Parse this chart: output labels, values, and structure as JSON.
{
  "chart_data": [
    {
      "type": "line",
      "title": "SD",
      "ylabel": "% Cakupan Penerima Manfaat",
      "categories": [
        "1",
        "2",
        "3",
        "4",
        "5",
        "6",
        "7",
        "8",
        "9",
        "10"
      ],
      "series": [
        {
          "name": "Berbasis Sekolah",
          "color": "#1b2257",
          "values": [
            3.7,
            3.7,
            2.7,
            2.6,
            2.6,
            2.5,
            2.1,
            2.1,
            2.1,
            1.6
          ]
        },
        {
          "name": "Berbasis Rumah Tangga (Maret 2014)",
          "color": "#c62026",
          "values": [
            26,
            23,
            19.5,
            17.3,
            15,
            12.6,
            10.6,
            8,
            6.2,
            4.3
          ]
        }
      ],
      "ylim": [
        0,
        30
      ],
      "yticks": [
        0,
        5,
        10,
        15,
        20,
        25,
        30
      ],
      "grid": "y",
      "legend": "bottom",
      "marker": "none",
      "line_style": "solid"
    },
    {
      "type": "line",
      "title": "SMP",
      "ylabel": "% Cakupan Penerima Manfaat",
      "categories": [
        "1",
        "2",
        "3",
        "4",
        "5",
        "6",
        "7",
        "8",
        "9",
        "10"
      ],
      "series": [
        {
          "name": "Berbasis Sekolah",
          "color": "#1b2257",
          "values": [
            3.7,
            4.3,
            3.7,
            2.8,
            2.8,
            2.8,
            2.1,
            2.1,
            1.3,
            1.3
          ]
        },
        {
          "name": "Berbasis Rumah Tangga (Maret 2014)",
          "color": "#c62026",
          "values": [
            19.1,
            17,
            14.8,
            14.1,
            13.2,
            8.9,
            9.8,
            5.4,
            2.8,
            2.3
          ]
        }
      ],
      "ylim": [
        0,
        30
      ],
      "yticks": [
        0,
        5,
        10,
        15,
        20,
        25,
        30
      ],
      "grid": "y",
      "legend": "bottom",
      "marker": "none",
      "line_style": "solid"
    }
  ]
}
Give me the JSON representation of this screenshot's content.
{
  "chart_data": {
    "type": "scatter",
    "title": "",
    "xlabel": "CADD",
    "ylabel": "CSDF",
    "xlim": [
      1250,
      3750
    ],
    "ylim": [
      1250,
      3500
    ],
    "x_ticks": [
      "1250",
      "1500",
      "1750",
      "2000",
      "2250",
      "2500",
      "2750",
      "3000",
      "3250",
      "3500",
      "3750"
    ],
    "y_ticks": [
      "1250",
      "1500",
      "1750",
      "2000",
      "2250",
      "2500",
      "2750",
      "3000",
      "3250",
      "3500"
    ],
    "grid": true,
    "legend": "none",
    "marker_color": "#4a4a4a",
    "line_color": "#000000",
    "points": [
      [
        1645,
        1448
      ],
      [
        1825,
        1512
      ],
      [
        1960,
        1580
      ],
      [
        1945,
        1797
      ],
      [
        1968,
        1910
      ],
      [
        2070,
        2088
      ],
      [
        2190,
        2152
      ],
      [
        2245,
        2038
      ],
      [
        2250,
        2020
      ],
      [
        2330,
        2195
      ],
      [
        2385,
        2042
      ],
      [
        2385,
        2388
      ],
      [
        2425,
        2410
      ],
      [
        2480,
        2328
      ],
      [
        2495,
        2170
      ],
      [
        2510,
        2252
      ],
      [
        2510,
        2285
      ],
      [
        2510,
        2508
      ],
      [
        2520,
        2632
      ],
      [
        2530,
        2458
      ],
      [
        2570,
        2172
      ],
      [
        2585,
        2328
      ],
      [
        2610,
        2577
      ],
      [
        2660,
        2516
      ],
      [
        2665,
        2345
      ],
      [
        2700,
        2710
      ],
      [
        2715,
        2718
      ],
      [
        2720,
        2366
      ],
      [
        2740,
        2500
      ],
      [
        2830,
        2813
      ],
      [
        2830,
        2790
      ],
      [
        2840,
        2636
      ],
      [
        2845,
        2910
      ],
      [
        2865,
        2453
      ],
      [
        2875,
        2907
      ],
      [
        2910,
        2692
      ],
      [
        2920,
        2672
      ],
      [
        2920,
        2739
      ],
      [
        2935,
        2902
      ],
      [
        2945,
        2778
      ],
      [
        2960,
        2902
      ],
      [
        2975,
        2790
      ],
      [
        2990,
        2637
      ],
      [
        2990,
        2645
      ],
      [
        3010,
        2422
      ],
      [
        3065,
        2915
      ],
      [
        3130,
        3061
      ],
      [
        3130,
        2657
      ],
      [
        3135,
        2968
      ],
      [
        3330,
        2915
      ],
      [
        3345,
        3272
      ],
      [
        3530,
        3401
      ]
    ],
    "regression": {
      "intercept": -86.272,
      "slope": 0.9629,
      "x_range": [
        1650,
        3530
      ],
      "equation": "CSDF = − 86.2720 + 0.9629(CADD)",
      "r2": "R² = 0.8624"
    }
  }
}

=-=-=

- REQUIREMENTS
Return all of the entries exactly as written.

- CORRECT ANSWER
Parse this chart: output labels, values, and structure as JSON.
{
  "chart_data": [
    {
      "type": "line",
      "title": "SD",
      "ylabel": "% Cakupan Penerima Manfaat",
      "categories": [
        "1",
        "2",
        "3",
        "4",
        "5",
        "6",
        "7",
        "8",
        "9",
        "10"
      ],
      "series": [
        {
          "name": "Berbasis Sekolah",
          "color": "#1b2257",
          "values": [
            3.7,
            3.7,
            2.7,
            2.6,
            2.6,
            2.5,
            2.1,
            2.1,
            2.1,
            1.6
          ]
        },
        {
          "name": "Berbasis Rumah Tangga (Maret 2014)",
          "color": "#c62026",
          "values": [
            26,
            23,
            19.5,
            17.3,
            15,
            12.6,
            10.6,
            8,
            6.2,
            4.3
          ]
        }
      ],
      "ylim": [
        0,
        30
      ],
      "yticks": [
        0,
        5,
        10,
        15,
        20,
        25,
        30
      ],
      "grid": "y",
      "legend": "bottom",
      "marker": "none",
      "line_style": "solid"
    },
    {
      "type": "line",
      "title": "SMP",
      "ylabel": "% Cakupan Penerima Manfaat",
      "categories": [
        "1",
        "2",
        "3",
        "4",
        "5",
        "6",
        "7",
        "8",
        "9",
        "10"
      ],
      "series": [
        {
          "name": "Berbasis Sekolah",
          "color": "#1b2257",
          "values": [
            3.7,
            4.3,
            3.7,
            2.8,
            2.8,
            2.8,
            2.1,
            2.1,
            1.3,
            1.3
          ]
        },
        {
          "name": "Berbasis Rumah Tangga (Maret 2014)",
          "color": "#c62026",
          "values": [
            19.1,
            17,
            14.8,
            14.1,
            13.2,
            8.9,
            9.8,
            5.4,
            2.8,
            2.3
          ]
        }
      ],
      "ylim": [
        0,
        30
      ],
      "yticks": [
        0,
        5,
        10,
        15,
        20,
        25,
        30
      ],
      "grid": "y",
      "legend": "bottom",
      "marker": "none",
      "line_style": "solid"
    }
  ]
}
Give me the JSON representation of this screenshot's content.
{
  "chart_data": {
    "type": "scatter",
    "title": "",
    "xlabel": "CADD",
    "ylabel": "CSDF",
    "xlim": [
      1250,
      3750
    ],
    "ylim": [
      1250,
      3500
    ],
    "x_ticks": [
      "1250",
      "1500",
      "1750",
      "2000",
      "2250",
      "2500",
      "2750",
      "3000",
      "3250",
      "3500",
      "3750"
    ],
    "y_ticks": [
      "1250",
      "1500",
      "1750",
      "2000",
      "2250",
      "2500",
      "2750",
      "3000",
      "3250",
      "3500"
    ],
    "grid": true,
    "legend": "none",
    "marker_color": "#4a4a4a",
    "line_color": "#000000",
    "points": [
      [
        1645,
        1448
      ],
      [
        1825,
        1512
      ],
      [
        1960,
        1580
      ],
      [
        1945,
        1797
      ],
      [
        1968,
        1910
      ],
      [
        2070,
        2088
      ],
      [
        2190,
        2152
      ],
      [
        2245,
        2038
      ],
      [
        2250,
        2020
      ],
      [
        2330,
        2195
      ],
      [
        2385,
        2042
      ],
      [
        2385,
        2388
      ],
      [
        2425,
        2410
      ],
      [
        2480,
        2328
      ],
      [
        2495,
        2170
      ],
      [
        2510,
        2252
      ],
      [
        2510,
        2285
      ],
      [
        2510,
        2508
      ],
      [
        2520,
        2632
      ],
      [
        2530,
        2458
      ],
      [
        2570,
        2172
      ],
      [
        2585,
        2328
      ],
      [
        2610,
        2577
      ],
      [
        2660,
        2516
      ],
      [
        2665,
        2345
      ],
      [
        2700,
        2710
      ],
      [
        2715,
        2718
      ],
      [
        2720,
        2366
      ],
      [
        2740,
        2500
      ],
      [
        2830,
        2813
      ],
      [
        2830,
        2790
      ],
      [
        2840,
        2636
      ],
      [
        2845,
        2910
      ],
      [
        2865,
        2453
      ],
      [
        2875,
        2907
      ],
      [
        2910,
        2692
      ],
      [
        2920,
        2672
      ],
      [
        2920,
        2739
      ],
      [
        2935,
        2902
      ],
      [
        2945,
        2778
      ],
      [
        2960,
        2902
      ],
      [
        2975,
        2790
      ],
      [
        2990,
        2637
      ],
      [
        2990,
        2645
      ],
      [
        3010,
        2422
      ],
      [
        3065,
        2915
      ],
      [
        3130,
        3061
      ],
      [
        3130,
        2657
      ],
      [
        3135,
        2968
      ],
      [
        3330,
        2915
      ],
      [
        3345,
        3272
      ],
      [
        3530,
        3401
      ]
    ],
    "regression": {
      "intercept": -86.272,
      "slope": 0.9629,
      "x_range": [
        1650,
        3530
      ],
      "equation": "CSDF = − 86.2720 + 0.9629(CADD)",
      "r2": "R² = 0.8624"
    }
  }
}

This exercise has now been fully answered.